SUPPLIED INFORMATION ▸

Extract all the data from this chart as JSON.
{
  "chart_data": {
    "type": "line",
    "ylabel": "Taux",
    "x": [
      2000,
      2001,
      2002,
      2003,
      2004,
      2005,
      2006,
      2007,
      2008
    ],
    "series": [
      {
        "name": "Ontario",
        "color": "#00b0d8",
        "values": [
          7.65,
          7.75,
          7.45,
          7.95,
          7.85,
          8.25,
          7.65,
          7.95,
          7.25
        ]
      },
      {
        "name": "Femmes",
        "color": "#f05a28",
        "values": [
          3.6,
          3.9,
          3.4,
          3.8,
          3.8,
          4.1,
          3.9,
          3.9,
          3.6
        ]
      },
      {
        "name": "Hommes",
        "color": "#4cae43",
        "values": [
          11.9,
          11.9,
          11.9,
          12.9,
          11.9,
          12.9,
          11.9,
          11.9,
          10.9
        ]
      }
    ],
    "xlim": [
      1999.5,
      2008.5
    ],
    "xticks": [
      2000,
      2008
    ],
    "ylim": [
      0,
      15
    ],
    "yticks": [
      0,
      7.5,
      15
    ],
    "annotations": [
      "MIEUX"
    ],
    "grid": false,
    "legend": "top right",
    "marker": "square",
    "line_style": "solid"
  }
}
---
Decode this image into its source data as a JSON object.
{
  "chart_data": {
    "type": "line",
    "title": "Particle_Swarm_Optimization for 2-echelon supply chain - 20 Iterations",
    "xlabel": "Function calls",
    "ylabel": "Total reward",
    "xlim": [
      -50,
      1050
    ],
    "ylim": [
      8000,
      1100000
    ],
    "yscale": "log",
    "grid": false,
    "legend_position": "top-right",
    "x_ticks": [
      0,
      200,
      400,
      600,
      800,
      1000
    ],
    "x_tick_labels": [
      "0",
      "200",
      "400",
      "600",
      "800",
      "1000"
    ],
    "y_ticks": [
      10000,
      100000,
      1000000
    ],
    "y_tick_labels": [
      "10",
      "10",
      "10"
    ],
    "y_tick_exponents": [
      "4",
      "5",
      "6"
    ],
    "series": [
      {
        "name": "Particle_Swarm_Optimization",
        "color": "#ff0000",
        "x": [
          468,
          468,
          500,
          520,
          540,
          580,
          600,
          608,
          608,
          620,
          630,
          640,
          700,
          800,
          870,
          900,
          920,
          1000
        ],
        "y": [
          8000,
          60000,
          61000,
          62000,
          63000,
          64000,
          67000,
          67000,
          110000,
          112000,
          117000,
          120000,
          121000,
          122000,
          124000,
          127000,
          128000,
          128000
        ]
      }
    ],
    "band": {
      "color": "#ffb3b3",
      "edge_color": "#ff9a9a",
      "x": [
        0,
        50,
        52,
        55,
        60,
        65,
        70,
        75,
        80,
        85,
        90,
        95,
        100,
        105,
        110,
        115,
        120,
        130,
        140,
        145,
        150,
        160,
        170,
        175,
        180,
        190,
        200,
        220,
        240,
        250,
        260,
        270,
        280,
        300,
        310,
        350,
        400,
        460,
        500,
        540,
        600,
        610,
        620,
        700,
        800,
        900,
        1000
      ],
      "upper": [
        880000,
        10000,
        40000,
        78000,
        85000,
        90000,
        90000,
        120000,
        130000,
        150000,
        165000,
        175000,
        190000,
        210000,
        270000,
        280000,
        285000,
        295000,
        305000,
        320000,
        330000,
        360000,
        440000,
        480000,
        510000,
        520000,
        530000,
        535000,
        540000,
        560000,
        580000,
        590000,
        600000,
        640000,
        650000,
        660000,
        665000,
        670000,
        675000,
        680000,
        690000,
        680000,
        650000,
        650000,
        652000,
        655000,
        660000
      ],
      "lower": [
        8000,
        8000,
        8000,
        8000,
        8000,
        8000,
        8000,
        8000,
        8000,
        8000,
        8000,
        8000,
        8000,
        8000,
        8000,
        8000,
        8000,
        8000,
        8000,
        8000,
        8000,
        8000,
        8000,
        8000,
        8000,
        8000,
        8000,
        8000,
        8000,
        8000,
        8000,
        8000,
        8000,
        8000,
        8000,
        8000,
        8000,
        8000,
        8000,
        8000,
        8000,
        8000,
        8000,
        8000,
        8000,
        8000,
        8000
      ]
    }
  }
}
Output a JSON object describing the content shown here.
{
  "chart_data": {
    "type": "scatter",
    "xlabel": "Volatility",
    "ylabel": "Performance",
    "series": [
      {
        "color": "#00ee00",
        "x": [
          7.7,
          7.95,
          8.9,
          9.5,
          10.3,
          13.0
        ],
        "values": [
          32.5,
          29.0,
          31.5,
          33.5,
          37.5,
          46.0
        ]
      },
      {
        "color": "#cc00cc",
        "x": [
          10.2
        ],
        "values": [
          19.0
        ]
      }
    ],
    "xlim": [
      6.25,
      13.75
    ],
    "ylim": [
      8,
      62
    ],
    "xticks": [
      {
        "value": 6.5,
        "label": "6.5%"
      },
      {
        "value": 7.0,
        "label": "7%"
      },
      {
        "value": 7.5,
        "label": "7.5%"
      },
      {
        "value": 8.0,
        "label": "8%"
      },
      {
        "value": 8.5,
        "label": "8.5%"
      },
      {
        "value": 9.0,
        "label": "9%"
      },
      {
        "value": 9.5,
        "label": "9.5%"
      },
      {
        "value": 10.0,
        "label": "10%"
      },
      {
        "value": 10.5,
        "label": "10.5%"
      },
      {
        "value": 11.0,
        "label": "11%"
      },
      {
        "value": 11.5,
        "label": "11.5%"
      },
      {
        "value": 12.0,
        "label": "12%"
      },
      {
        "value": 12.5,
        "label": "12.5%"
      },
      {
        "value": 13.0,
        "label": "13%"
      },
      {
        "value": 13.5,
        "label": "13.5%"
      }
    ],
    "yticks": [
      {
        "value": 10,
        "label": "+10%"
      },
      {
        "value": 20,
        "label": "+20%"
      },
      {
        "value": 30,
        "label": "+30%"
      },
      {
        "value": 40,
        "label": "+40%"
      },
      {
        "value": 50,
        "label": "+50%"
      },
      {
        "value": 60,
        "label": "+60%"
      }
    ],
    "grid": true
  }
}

STATED EXERCISE ▸ In the entries above, find every line holding the word "name" and copy it out.

FULL ANSWER ▸
        "name": "Ontario",
        "name": "Femmes",
        "name": "Hommes",
        "name": "Particle_Swarm_Optimization",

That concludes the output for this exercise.